Data to use:
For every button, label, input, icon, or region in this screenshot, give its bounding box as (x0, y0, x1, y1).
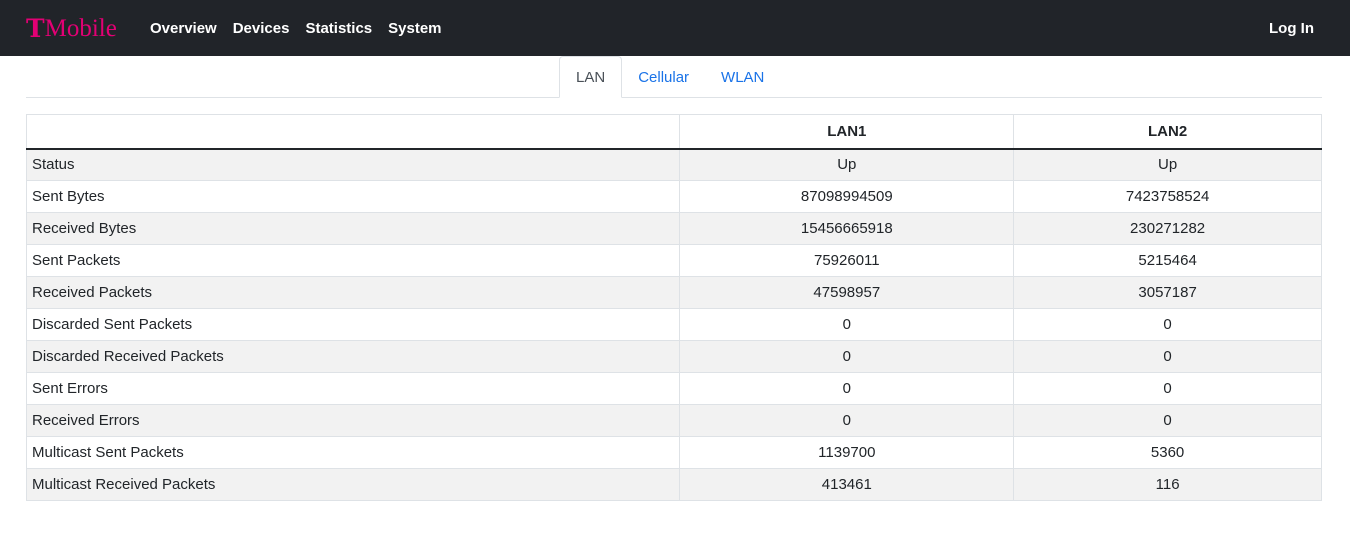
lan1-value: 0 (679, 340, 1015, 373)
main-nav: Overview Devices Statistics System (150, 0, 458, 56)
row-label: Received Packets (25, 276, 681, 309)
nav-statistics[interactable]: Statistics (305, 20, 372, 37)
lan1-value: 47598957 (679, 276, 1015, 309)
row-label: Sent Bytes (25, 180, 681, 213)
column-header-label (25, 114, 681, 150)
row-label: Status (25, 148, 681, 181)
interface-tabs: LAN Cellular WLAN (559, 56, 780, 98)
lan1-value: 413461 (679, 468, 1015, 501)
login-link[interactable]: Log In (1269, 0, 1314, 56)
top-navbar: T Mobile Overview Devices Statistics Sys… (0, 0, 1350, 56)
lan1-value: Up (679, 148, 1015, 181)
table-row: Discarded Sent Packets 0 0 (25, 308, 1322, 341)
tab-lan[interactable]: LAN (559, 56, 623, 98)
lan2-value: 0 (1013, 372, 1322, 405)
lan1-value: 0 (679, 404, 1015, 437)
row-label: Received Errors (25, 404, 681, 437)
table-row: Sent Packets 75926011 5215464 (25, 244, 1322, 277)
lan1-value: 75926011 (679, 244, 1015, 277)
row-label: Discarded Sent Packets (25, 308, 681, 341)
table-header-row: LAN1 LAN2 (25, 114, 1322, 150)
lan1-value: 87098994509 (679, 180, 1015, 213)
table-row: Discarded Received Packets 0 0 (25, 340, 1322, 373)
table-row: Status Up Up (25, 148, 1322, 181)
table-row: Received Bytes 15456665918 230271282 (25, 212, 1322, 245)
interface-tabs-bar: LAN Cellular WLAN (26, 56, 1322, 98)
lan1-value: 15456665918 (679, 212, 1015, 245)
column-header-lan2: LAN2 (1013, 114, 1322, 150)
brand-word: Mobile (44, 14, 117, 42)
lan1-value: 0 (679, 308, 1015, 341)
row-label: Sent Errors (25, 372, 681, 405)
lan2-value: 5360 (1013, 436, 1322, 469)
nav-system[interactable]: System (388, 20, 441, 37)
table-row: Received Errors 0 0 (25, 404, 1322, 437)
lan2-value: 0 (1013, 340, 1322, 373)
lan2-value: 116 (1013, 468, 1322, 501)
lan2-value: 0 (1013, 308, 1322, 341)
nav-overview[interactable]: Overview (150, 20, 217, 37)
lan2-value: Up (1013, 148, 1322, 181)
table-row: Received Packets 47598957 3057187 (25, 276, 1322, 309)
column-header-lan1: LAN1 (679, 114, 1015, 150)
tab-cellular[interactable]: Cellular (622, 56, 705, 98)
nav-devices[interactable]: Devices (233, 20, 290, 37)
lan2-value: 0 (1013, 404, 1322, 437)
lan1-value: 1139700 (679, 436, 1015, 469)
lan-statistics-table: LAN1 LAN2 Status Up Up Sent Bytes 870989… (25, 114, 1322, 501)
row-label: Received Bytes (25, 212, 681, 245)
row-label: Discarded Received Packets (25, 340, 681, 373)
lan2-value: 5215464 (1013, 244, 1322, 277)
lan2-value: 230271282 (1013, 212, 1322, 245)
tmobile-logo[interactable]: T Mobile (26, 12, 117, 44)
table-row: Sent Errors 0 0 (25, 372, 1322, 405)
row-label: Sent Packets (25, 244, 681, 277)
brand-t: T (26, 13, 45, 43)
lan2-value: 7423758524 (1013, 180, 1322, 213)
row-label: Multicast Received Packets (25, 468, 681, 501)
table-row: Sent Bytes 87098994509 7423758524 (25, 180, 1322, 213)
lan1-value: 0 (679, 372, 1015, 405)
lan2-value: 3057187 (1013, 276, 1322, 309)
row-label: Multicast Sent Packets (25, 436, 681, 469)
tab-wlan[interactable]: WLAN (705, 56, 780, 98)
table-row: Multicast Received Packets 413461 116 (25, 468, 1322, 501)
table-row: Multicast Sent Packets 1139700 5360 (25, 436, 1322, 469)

Task requirements: Please rewrite the lines above, replacing "Packets" with "Frames" everywhere and keeping everything else the same. Leave the picture out of your answer.

Output of the exercise:
For every button, label, input, icon, or region in this screenshot, give its bounding box as (x0, y0, x1, y1).
lan1-value: 0 (679, 340, 1015, 373)
main-nav: Overview Devices Statistics System (150, 0, 458, 56)
row-label: Received Frames (25, 276, 681, 309)
nav-statistics[interactable]: Statistics (305, 20, 372, 37)
lan1-value: 47598957 (679, 276, 1015, 309)
row-label: Sent Bytes (25, 180, 681, 213)
column-header-label (25, 114, 681, 150)
row-label: Status (25, 148, 681, 181)
interface-tabs: LAN Cellular WLAN (559, 56, 780, 98)
lan1-value: 413461 (679, 468, 1015, 501)
login-link[interactable]: Log In (1269, 0, 1314, 56)
top-navbar: T Mobile Overview Devices Statistics Sys… (0, 0, 1350, 56)
lan1-value: Up (679, 148, 1015, 181)
table-row: Discarded Sent Frames 0 0 (25, 308, 1322, 341)
tab-lan[interactable]: LAN (559, 56, 623, 98)
lan2-value: 0 (1013, 372, 1322, 405)
lan1-value: 0 (679, 404, 1015, 437)
row-label: Received Errors (25, 404, 681, 437)
table-row: Sent Frames 75926011 5215464 (25, 244, 1322, 277)
lan1-value: 75926011 (679, 244, 1015, 277)
row-label: Discarded Sent Frames (25, 308, 681, 341)
table-header-row: LAN1 LAN2 (25, 114, 1322, 150)
lan1-value: 87098994509 (679, 180, 1015, 213)
table-row: Discarded Received Frames 0 0 (25, 340, 1322, 373)
table-row: Status Up Up (25, 148, 1322, 181)
table-row: Received Bytes 15456665918 230271282 (25, 212, 1322, 245)
interface-tabs-bar: LAN Cellular WLAN (26, 56, 1322, 98)
lan1-value: 15456665918 (679, 212, 1015, 245)
column-header-lan2: LAN2 (1013, 114, 1322, 150)
brand-word: Mobile (44, 14, 117, 42)
lan1-value: 0 (679, 308, 1015, 341)
row-label: Sent Errors (25, 372, 681, 405)
lan2-value: 5360 (1013, 436, 1322, 469)
nav-system[interactable]: System (388, 20, 441, 37)
table-row: Received Errors 0 0 (25, 404, 1322, 437)
lan2-value: 0 (1013, 340, 1322, 373)
lan2-value: 116 (1013, 468, 1322, 501)
lan2-value: 0 (1013, 308, 1322, 341)
nav-overview[interactable]: Overview (150, 20, 217, 37)
lan2-value: Up (1013, 148, 1322, 181)
table-row: Received Frames 47598957 3057187 (25, 276, 1322, 309)
column-header-lan1: LAN1 (679, 114, 1015, 150)
tab-cellular[interactable]: Cellular (622, 56, 705, 98)
nav-devices[interactable]: Devices (233, 20, 290, 37)
lan2-value: 0 (1013, 404, 1322, 437)
lan1-value: 1139700 (679, 436, 1015, 469)
lan-statistics-table: LAN1 LAN2 Status Up Up Sent Bytes 870989… (25, 114, 1322, 501)
row-label: Received Bytes (25, 212, 681, 245)
row-label: Discarded Received Frames (25, 340, 681, 373)
lan2-value: 5215464 (1013, 244, 1322, 277)
lan2-value: 230271282 (1013, 212, 1322, 245)
tmobile-logo[interactable]: T Mobile (26, 12, 117, 44)
table-row: Sent Errors 0 0 (25, 372, 1322, 405)
row-label: Sent Frames (25, 244, 681, 277)
brand-t: T (26, 13, 45, 43)
lan2-value: 7423758524 (1013, 180, 1322, 213)
row-label: Multicast Received Frames (25, 468, 681, 501)
table-row: Sent Bytes 87098994509 7423758524 (25, 180, 1322, 213)
lan1-value: 0 (679, 372, 1015, 405)
lan2-value: 3057187 (1013, 276, 1322, 309)
row-label: Multicast Sent Frames (25, 436, 681, 469)
tab-wlan[interactable]: WLAN (705, 56, 780, 98)
table-row: Multicast Received Frames 413461 116 (25, 468, 1322, 501)
table-row: Multicast Sent Frames 1139700 5360 (25, 436, 1322, 469)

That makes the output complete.